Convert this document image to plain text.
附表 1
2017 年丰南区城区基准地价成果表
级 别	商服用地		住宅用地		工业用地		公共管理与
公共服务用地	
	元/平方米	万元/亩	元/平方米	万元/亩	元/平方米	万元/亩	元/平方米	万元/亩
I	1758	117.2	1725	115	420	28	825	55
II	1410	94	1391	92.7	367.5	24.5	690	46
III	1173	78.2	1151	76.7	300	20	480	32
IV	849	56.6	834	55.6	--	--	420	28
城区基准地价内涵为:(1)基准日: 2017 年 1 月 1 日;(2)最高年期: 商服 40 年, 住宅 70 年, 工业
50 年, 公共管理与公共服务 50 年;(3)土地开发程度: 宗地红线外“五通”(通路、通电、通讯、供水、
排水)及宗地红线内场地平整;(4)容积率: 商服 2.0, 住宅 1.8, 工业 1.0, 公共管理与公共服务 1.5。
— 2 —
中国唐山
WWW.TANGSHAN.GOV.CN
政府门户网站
● ● ● ● ● ● ●
[TASK REQUIREMENTS] Every entry above should be retyped exactly as shown.

[THE OUTPUT]
Convert this document image to plain text.
附表 1
2017 年丰南区城区基准地价成果表
级 别	商服用地		住宅用地		工业用地		公共管理与
公共服务用地	
	元/平方米	万元/亩	元/平方米	万元/亩	元/平方米	万元/亩	元/平方米	万元/亩
I	1758	117.2	1725	115	420	28	825	55
II	1410	94	1391	92.7	367.5	24.5	690	46
III	1173	78.2	1151	76.7	300	20	480	32
IV	849	56.6	834	55.6	--	--	420	28
城区基准地价内涵为:(1)基准日: 2017 年 1 月 1 日;(2)最高年期: 商服 40 年, 住宅 70 年, 工业
50 年, 公共管理与公共服务 50 年;(3)土地开发程度: 宗地红线外“五通”(通路、通电、通讯、供水、
排水)及宗地红线内场地平整;(4)容积率: 商服 2.0, 住宅 1.8, 工业 1.0, 公共管理与公共服务 1.5。
— 2 —
中国唐山
WWW.TANGSHAN.GOV.CN
政府门户网站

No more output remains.